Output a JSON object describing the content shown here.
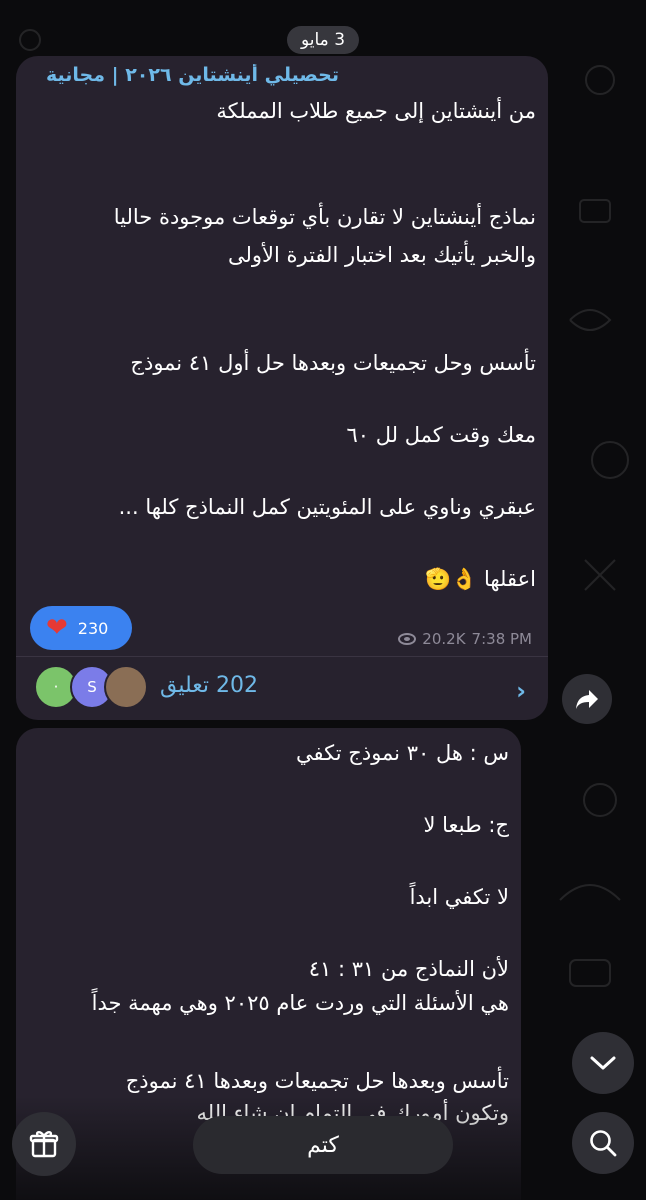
{
  "date_separator": "3 مايو",
  "post": {
    "channel": "تحصيلي أينشتاين ٢٠٢٦ | مجانية",
    "lines": [
      "من أينشتاين إلى جميع طلاب المملكة",
      "نماذج أينشتاين لا تقارن بأي توقعات موجودة حاليا",
      "والخبر يأتيك بعد اختبار الفترة الأولى",
      "تأسس وحل تجميعات وبعدها حل أول ٤١ نموذج",
      "معك وقت كمل لل ٦٠",
      "عبقري وناوي على المئويتين كمل النماذج كلها ...",
      "اعقلها 👌🫡"
    ],
    "reaction_icon": "heart-icon",
    "reaction_count": "230",
    "views": "20.2K",
    "time": "7:38 PM",
    "avatar_letters": [
      "·",
      "S",
      ""
    ],
    "comments_label": "202 تعليق"
  },
  "post2": {
    "lines": [
      "س : هل ٣٠ نموذج تكفي",
      "ج: طبعا لا",
      "لا تكفي ابداً",
      "لأن النماذج من ٣١ : ٤١",
      "هي الأسئلة التي وردت عام ٢٠٢٥ وهي مهمة جداً",
      "تأسس وبعدها حل تجميعات وبعدها ٤١ نموذج",
      "وتكون أمورك في التمام إن شاء الله"
    ]
  },
  "bottom_bar": {
    "mute_label": "كتم"
  },
  "colors": {
    "bubble": "#27222e",
    "accent": "#6fb9e8",
    "reaction": "#3b82f0"
  }
}
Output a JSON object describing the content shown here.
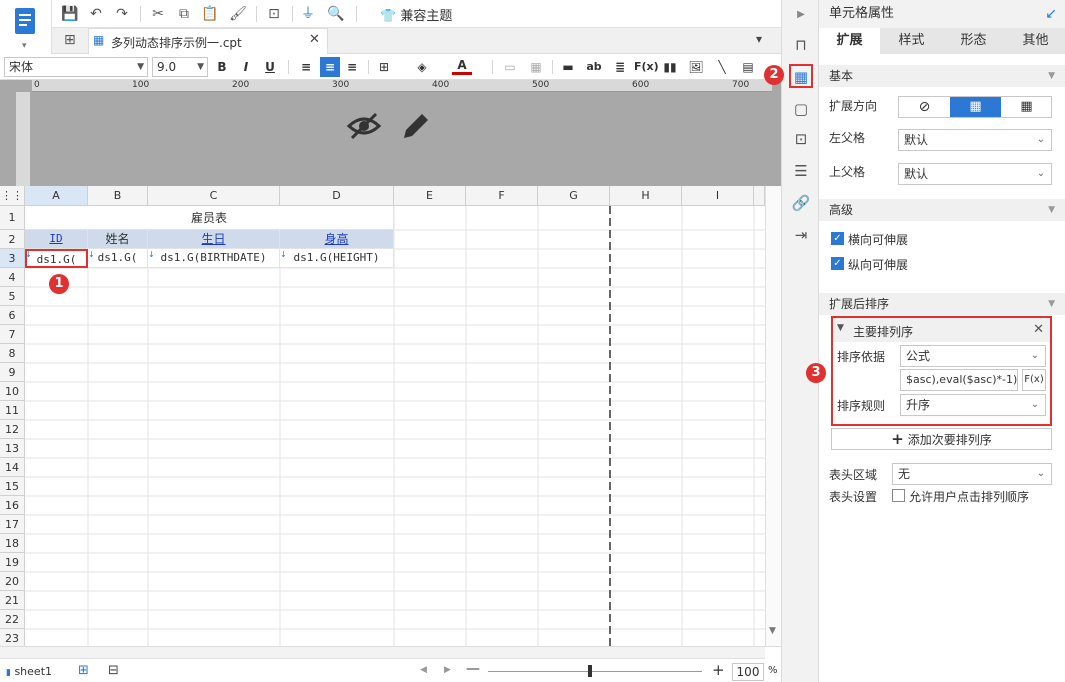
{
  "toolbar": {
    "theme_label": "兼容主题"
  },
  "tab": {
    "doc_name": "多列动态排序示例一.cpt"
  },
  "format": {
    "font_name": "宋体",
    "font_size": "9.0"
  },
  "ruler": {
    "ticks": [
      "0",
      "100",
      "200",
      "300",
      "400",
      "500",
      "600",
      "700"
    ]
  },
  "grid": {
    "columns": [
      "A",
      "B",
      "C",
      "D",
      "E",
      "F",
      "G",
      "H",
      "I"
    ],
    "rows": [
      "1",
      "2",
      "3",
      "4",
      "5",
      "6",
      "7",
      "8",
      "9",
      "10",
      "11",
      "12",
      "13",
      "14",
      "15",
      "16",
      "17",
      "18",
      "19",
      "20",
      "21",
      "22",
      "23"
    ],
    "title_cell": "雇员表",
    "header_id": "ID",
    "header_name": "姓名",
    "header_birth": "生日",
    "header_height": "身高",
    "data_id": "ds1.G(",
    "data_name": "ds1.G(",
    "data_birth": "ds1.G(BIRTHDATE)",
    "data_height": "ds1.G(HEIGHT)"
  },
  "bottom": {
    "sheet": "sheet1",
    "zoom": "100",
    "pct": "%"
  },
  "panel": {
    "title": "单元格属性",
    "tabs": [
      "扩展",
      "样式",
      "形态",
      "其他"
    ],
    "basic": "基本",
    "expand_dir": "扩展方向",
    "left_parent": "左父格",
    "left_parent_val": "默认",
    "up_parent": "上父格",
    "up_parent_val": "默认",
    "advanced": "高级",
    "h_expand": "横向可伸展",
    "v_expand": "纵向可伸展",
    "sort_section": "扩展后排序",
    "main_sort": "主要排列序",
    "sort_basis": "排序依据",
    "sort_basis_val": "公式",
    "formula": "$asc),eval($asc)*-1)",
    "sort_rule": "排序规则",
    "sort_rule_val": "升序",
    "add_sort": "添加次要排列序",
    "header_area": "表头区域",
    "header_area_val": "无",
    "header_setting": "表头设置",
    "allow_click": "允许用户点击排列顺序"
  },
  "badges": [
    "1",
    "2",
    "3"
  ],
  "colors": {
    "accent": "#2b79d4",
    "badge": "#e03030",
    "selection": "#d9e6f5"
  }
}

> [TASK STATEMENT]
Which lines include the word "تجميعات"? List them all.

> [RESPONSE]
      "تأسس وحل تجميعات وبعدها حل أول ٤١ نموذج",
      "تأسس وبعدها حل تجميعات وبعدها ٤١ نموذج",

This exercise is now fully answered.